> PROBLEMAS A RESOLVER
1. Cada afirmação a seguir concorda com o trecho? Responda sim ou não para cada uma e cite as palavras do trecho que decidem a resposta. (a) Metanoia significa mudança de mentalidade. (b) O amor que move Zaqueu é descrito como um amor romântico. (c) Segundo a tradição judaica, qualquer convidado pode proferir a benção sobre os alimentos.
2. Converta em uma lista JSON de strings, uma por linha e sem linhas em branco, as linhas dos registros que vão do início até a linha que contém "callout-ring-2 [22,124,267,159]", inclusive.

> TRECHO DE ORIGEM
Mais uma vez, imersos na ótica do Amor podemos perceber mais do que nos diz o óbvio.
Jesus é especialista em transubstanciar (perdoe o neologismo, mas ele irá nos ajudar, ok?), mas profundo como só Deus pode ser, essa transubstanciação a que nos referimos, evoca de maneira compulsória uma palavra grega que completa o seu sentido: metanoia. Metanoia significa mudança de pensamento, ou mudança de mentalidade. E é exatamente isso que Jesus faz. Ele nos recria em uma nova mentalidade.
São Lucas, o evangelista da ciência, inicia sua narrativa relatando de forma clara a metanoia, a mudança na psique de Zaqueu, que após ser fitado pelo Senhor, passa de chefe dos cobradores de impostos e de conhecido ladrão público (pense aí em algum de nossos chefes de estado envolvido nos maiores escândalos de corrupção já relatados. Pensou? Zaqueu estaria em um churrasco desse cara.) a um misericórdia do Filho de Deus, que transformado pelo Senhor sente-se impelido a amar.
E perceba: esse amor não é romântico à lá Disney, mas trata-se de um amor concreto. Um amor que leva Zaqueu a procurar a restituição de quem injustamente foi cobrado, e mais: necessitado de amar, ele se inclina a indenizar os injustiçados. Entende o que um simples olhar do Senhor pode fazer? Percebe que como o coração da Hemorroisa entendeu, a presença do Senhor é o bastante para o que quer que seja, uma vez que Ele, causa primeira de todas as coisas pode tudo? Mas Ele nos conhece, sabe de nossa incapacidade e por isso nos dá ainda mais…
A tradição judaica diz que apenas o chefe da família ou o anfitrião pode proferir a benção sobre os alimentos e que aos convidados e familiares cabe aguardar que este, após a benção distribua como queira o alimento aos demais que calmamente o recebam. A mesma tradição, segundo um fragmento do pergaminho do mar morto nos diz ainda que ninguém deve levantar a mão para abençoar o pão sem que este seja o patriarca ou hospedeiro, a menos que seja o Messias, a quem eles esperavam e que soberanamente abençoaria a tudo e a todos.

> REGISTROS FORNECIDOS
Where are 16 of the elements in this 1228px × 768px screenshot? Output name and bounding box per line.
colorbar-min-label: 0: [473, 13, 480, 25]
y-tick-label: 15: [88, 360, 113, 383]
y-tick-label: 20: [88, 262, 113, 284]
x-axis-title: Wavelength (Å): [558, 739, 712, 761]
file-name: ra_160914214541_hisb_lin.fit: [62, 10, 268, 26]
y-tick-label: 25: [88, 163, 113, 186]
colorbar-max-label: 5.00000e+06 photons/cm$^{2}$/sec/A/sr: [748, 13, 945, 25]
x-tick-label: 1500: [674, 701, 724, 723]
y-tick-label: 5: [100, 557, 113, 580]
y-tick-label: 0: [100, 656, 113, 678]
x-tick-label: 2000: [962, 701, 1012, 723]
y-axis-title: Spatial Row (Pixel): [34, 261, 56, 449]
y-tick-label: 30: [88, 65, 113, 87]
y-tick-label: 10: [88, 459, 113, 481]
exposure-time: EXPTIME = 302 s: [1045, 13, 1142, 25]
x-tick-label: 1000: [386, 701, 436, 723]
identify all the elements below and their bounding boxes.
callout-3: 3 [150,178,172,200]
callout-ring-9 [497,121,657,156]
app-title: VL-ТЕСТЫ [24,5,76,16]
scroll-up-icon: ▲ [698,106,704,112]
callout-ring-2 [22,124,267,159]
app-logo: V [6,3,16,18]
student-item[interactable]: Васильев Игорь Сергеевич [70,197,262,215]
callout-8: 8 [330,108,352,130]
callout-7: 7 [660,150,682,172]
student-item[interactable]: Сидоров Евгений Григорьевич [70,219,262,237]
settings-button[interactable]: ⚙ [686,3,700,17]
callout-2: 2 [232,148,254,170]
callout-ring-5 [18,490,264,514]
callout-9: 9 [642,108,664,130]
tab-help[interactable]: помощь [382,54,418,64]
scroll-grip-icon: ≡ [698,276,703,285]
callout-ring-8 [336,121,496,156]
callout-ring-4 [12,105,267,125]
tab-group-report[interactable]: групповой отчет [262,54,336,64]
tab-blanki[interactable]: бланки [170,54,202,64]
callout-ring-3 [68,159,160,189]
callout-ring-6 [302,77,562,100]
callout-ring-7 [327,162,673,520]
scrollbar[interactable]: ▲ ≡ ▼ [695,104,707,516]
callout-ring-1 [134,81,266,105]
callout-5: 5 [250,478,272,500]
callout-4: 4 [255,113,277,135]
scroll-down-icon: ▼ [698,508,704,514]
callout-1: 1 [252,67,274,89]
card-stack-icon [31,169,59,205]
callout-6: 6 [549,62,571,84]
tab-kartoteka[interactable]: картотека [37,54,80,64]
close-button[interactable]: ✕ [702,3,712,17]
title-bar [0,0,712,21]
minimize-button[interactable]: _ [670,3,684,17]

> RESPOSTAS EM ORDEM
1.
(a) Sim: "Metanoia significa mudança de pensamento, ou mudança de mentalidade."
(b) Não: "esse amor não é romântico à lá Disney, mas trata-se de um amor concreto."
(c) Não: "apenas o chefe da família ou o anfitrião pode proferir a benção sobre os alimentos"

2.
[
  "Where are 16 of the elements in this 1228px × 768px screenshot? Output name and bounding box per line.",
  "colorbar-min-label: 0: [473, 13, 480, 25]",
  "y-tick-label: 15: [88, 360, 113, 383]",
  "y-tick-label: 20: [88, 262, 113, 284]",
  "x-axis-title: Wavelength (Å): [558, 739, 712, 761]",
  "file-name: ra_160914214541_hisb_lin.fit: [62, 10, 268, 26]",
  "y-tick-label: 25: [88, 163, 113, 186]",
  "colorbar-max-label: 5.00000e+06 photons/cm$^{2}$/sec/A/sr: [748, 13, 945, 25]",
  "x-tick-label: 1500: [674, 701, 724, 723]",
  "y-tick-label: 5: [100, 557, 113, 580]",
  "y-tick-label: 0: [100, 656, 113, 678]",
  "x-tick-label: 2000: [962, 701, 1012, 723]",
  "y-axis-title: Spatial Row (Pixel): [34, 261, 56, 449]",
  "y-tick-label: 30: [88, 65, 113, 87]",
  "y-tick-label: 10: [88, 459, 113, 481]",
  "exposure-time: EXPTIME = 302 s: [1045, 13, 1142, 25]",
  "x-tick-label: 1000: [386, 701, 436, 723]",
  "identify all the elements below and their bounding boxes.",
  "callout-3: 3 [150,178,172,200]",
  "callout-ring-9 [497,121,657,156]",
  "app-title: VL-ТЕСТЫ [24,5,76,16]",
  "scroll-up-icon: ▲ [698,106,704,112]",
  "callout-ring-2 [22,124,267,159]"
]